Directions:
All lines in which the word "verified" occurs are to be extracted.

+++ Data entries +++

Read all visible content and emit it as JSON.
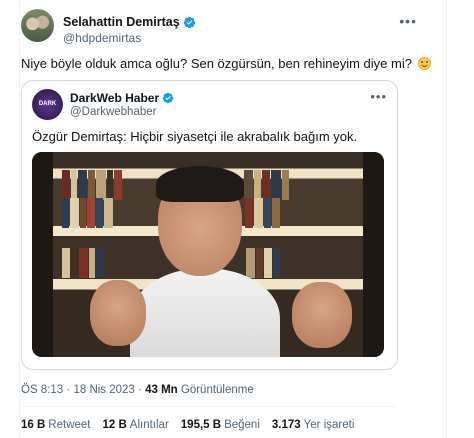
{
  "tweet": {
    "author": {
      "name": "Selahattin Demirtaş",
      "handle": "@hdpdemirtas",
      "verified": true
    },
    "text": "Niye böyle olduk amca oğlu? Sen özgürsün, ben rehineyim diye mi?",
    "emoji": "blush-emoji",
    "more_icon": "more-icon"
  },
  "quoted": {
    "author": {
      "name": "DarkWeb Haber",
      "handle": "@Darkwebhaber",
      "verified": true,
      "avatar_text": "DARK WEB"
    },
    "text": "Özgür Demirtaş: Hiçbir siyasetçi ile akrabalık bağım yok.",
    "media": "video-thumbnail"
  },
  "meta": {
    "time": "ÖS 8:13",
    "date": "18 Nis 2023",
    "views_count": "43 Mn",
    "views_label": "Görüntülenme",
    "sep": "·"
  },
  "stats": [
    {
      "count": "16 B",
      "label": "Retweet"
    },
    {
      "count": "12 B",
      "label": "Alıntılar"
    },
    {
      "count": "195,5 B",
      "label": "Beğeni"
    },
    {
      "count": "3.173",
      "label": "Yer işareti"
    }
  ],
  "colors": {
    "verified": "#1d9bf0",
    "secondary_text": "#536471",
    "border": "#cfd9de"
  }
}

+++

Result:
      "verified": true
      "verified": true,
    "verified": "#1d9bf0",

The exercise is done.